── Input data
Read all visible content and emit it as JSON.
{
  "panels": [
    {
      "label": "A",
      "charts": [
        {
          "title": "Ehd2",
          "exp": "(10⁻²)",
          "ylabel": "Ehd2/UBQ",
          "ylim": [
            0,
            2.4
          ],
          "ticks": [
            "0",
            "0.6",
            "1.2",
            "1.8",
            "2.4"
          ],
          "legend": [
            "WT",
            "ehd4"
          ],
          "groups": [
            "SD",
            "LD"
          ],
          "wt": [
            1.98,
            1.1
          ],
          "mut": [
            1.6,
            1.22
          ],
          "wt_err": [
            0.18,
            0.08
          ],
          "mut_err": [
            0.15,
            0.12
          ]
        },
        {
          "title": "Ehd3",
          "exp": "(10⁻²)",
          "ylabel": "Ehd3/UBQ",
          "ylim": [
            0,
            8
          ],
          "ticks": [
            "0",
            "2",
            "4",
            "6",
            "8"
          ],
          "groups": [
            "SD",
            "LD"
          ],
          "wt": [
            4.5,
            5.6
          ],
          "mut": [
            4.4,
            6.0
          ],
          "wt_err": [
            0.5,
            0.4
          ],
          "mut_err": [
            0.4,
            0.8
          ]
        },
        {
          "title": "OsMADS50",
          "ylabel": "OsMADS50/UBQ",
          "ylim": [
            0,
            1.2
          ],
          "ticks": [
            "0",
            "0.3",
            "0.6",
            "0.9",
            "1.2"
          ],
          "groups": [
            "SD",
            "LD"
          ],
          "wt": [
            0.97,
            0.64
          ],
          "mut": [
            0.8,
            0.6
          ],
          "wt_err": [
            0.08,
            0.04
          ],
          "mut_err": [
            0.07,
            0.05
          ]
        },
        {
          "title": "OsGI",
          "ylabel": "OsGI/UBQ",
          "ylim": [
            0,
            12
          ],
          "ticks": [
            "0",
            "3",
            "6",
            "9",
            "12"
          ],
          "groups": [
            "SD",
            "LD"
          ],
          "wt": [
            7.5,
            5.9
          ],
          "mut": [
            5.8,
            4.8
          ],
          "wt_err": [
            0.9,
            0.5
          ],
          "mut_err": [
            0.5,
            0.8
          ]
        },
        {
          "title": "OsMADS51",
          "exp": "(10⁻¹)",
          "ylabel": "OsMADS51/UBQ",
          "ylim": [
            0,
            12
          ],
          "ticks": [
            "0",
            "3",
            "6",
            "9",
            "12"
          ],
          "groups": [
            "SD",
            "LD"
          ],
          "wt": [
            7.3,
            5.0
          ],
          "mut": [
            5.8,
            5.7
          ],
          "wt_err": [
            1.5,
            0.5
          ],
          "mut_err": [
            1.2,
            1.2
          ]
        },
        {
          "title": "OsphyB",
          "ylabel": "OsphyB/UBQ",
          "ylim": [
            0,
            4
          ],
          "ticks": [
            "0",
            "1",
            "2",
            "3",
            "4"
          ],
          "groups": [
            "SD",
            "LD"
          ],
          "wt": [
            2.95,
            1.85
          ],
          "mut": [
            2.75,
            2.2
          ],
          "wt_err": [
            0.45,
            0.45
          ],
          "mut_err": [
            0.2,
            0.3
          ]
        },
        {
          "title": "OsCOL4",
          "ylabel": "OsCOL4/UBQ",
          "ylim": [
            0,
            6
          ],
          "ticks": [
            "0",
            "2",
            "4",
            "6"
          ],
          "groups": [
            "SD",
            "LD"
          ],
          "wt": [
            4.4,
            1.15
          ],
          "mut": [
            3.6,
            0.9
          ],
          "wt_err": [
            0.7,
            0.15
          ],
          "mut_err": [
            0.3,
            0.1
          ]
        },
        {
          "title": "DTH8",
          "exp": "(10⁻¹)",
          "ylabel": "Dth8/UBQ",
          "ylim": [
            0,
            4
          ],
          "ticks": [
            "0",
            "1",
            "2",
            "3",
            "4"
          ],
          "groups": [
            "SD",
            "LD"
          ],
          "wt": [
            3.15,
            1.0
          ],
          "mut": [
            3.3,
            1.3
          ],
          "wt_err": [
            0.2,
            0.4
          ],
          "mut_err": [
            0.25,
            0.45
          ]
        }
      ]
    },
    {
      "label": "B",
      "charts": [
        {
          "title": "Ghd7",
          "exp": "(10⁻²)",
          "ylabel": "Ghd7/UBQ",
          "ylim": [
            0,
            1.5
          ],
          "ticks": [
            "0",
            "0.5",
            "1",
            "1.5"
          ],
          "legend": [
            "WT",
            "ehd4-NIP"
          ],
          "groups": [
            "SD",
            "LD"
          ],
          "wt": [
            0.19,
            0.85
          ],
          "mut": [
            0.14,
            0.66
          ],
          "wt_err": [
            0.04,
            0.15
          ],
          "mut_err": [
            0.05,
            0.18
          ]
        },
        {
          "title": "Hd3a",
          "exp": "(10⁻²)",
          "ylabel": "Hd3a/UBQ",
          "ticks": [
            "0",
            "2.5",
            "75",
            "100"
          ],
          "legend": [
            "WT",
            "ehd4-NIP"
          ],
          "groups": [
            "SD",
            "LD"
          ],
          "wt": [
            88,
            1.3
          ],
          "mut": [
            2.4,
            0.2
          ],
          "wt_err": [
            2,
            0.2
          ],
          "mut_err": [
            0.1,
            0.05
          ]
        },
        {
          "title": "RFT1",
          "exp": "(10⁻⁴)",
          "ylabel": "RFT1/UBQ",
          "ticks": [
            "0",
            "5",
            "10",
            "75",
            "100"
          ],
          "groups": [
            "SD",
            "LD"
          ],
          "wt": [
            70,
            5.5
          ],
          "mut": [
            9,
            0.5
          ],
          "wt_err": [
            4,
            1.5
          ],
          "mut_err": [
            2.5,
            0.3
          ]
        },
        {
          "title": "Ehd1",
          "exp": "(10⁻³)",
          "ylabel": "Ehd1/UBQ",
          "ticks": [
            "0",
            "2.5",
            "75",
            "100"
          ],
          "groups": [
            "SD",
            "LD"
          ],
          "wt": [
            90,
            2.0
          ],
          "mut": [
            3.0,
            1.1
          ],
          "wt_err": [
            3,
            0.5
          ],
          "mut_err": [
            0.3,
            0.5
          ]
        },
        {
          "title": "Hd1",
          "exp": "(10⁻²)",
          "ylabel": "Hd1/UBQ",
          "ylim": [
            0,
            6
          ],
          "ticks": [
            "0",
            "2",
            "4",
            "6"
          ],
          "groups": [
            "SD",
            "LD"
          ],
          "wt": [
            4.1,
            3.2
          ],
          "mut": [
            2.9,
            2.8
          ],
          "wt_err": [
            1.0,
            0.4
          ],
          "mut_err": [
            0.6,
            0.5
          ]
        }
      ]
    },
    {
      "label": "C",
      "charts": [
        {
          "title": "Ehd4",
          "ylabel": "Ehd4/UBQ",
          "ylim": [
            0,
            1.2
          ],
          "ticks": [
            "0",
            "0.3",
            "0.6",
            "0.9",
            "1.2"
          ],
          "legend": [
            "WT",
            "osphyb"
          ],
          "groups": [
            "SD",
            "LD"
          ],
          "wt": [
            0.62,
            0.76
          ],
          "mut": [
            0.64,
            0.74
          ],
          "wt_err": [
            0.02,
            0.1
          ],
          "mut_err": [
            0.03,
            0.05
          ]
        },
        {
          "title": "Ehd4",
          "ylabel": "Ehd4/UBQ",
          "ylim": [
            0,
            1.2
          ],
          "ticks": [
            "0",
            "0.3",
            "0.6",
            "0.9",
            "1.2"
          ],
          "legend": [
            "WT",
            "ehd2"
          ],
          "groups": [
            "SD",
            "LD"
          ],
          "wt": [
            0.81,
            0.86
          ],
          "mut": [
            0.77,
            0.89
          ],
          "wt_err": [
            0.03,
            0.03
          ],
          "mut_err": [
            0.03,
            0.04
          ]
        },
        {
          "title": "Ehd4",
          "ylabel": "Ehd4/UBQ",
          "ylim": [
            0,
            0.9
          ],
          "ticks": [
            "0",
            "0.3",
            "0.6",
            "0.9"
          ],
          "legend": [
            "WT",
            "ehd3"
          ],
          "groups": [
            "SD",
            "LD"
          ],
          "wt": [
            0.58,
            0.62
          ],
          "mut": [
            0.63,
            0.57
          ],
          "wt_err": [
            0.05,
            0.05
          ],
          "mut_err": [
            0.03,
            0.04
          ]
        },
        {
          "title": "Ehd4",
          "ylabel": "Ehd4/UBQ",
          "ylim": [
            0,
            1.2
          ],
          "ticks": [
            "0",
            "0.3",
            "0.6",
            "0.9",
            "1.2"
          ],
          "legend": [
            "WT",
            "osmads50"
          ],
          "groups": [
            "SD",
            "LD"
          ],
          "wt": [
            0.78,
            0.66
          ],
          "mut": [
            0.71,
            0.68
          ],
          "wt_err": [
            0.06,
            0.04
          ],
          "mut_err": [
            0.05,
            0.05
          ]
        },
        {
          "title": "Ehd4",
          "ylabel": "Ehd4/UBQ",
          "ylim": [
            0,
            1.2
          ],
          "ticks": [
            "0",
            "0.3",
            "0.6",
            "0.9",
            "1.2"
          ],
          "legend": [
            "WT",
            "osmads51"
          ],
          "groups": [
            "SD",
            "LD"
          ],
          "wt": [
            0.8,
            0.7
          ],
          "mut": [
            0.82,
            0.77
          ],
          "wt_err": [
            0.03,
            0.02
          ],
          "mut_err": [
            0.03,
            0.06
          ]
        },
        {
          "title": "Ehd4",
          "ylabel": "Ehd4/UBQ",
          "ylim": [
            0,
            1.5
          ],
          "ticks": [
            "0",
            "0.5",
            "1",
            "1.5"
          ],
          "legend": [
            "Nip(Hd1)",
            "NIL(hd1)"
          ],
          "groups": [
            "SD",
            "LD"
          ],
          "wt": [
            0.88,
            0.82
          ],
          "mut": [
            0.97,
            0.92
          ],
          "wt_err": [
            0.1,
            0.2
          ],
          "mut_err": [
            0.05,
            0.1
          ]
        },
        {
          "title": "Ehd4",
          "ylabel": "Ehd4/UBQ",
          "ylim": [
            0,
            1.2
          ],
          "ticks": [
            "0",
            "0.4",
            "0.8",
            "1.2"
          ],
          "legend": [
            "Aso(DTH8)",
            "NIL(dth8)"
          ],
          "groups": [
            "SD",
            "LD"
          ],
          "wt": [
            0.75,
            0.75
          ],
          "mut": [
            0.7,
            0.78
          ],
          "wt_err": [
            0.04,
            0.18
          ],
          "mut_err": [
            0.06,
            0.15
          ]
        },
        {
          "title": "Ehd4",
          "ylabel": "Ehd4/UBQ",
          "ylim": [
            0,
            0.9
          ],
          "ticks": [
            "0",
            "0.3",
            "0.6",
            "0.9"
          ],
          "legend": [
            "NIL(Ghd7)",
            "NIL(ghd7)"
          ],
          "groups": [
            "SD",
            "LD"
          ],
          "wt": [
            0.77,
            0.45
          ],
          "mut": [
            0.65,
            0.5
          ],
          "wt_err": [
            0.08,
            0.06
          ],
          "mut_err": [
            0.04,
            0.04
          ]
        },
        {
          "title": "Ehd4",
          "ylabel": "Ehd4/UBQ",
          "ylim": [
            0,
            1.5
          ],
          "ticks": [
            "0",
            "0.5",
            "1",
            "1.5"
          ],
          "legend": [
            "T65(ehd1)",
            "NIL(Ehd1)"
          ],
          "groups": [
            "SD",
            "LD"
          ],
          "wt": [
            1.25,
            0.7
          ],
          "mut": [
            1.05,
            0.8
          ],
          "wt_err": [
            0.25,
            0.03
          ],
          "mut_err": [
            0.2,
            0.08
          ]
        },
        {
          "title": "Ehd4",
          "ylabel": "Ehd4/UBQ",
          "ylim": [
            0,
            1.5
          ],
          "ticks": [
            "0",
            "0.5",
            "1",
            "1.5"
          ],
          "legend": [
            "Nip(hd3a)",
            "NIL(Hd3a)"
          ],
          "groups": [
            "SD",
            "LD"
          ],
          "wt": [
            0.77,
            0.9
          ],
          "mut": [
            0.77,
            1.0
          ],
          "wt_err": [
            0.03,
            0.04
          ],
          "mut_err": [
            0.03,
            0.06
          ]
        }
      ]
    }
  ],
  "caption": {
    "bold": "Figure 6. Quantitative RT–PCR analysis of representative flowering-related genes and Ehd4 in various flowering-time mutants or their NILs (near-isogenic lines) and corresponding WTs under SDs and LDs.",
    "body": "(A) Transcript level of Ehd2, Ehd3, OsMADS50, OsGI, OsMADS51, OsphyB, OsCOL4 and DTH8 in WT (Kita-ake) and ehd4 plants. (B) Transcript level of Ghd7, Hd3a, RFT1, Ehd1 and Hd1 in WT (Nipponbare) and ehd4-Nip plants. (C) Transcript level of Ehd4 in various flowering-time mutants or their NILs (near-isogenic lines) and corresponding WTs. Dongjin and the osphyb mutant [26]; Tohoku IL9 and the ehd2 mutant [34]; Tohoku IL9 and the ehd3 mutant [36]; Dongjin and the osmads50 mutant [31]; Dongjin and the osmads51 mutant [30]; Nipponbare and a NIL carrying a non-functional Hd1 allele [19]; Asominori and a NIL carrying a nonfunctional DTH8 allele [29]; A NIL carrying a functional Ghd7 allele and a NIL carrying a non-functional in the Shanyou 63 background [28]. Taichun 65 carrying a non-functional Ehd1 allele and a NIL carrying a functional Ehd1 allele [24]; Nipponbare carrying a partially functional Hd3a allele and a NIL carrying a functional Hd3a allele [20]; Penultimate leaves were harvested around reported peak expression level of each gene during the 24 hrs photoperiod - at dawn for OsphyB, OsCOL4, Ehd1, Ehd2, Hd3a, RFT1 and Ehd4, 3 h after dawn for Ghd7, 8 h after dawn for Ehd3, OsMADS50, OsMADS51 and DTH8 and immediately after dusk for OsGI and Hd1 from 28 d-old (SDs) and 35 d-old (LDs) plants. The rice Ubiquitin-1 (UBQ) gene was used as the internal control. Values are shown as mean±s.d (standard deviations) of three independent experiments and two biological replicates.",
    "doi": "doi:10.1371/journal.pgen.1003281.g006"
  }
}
────
Directions for this task =>
A complete answer gives every line of the records holding "time".

Result =>
    "bold": "Figure 6. Quantitative RT–PCR analysis of representative flowering-related genes and Ehd4 in various flowering-time mutants or their NILs (near-isogenic lines) and corresponding WTs under SDs and LDs.",
    "body": "(A) Transcript level of Ehd2, Ehd3, OsMADS50, OsGI, OsMADS51, OsphyB, OsCOL4 and DTH8 in WT (Kita-ake) and ehd4 plants. (B) Transcript level of Ghd7, Hd3a, RFT1, Ehd1 and Hd1 in WT (Nipponbare) and ehd4-Nip plants. (C) Transcript level of Ehd4 in various flowering-time mutants or their NILs (near-isogenic lines) and corresponding WTs. Dongjin and the osphyb mutant [26]; Tohoku IL9 and the ehd2 mutant [34]; Tohoku IL9 and the ehd3 mutant [36]; Dongjin and the osmads50 mutant [31]; Dongjin and the osmads51 mutant [30]; Nipponbare and a NIL carrying a non-functional Hd1 allele [19]; Asominori and a NIL carrying a nonfunctional DTH8 allele [29]; A NIL carrying a functional Ghd7 allele and a NIL carrying a non-functional in the Shanyou 63 background [28]. Taichun 65 carrying a non-functional Ehd1 allele and a NIL carrying a functional Ehd1 allele [24]; Nipponbare carrying a partially functional Hd3a allele and a NIL carrying a functional Hd3a allele [20]; Penultimate leaves were harvested around reported peak expression level of each gene during the 24 hrs photoperiod - at dawn for OsphyB, OsCOL4, Ehd1, Ehd2, Hd3a, RFT1 and Ehd4, 3 h after dawn for Ghd7, 8 h after dawn for Ehd3, OsMADS50, OsMADS51 and DTH8 and immediately after dusk for OsGI and Hd1 from 28 d-old (SDs) and 35 d-old (LDs) plants. The rice Ubiquitin-1 (UBQ) gene was used as the internal control. Values are shown as mean±s.d (standard deviations) of three independent experiments and two biological replicates.",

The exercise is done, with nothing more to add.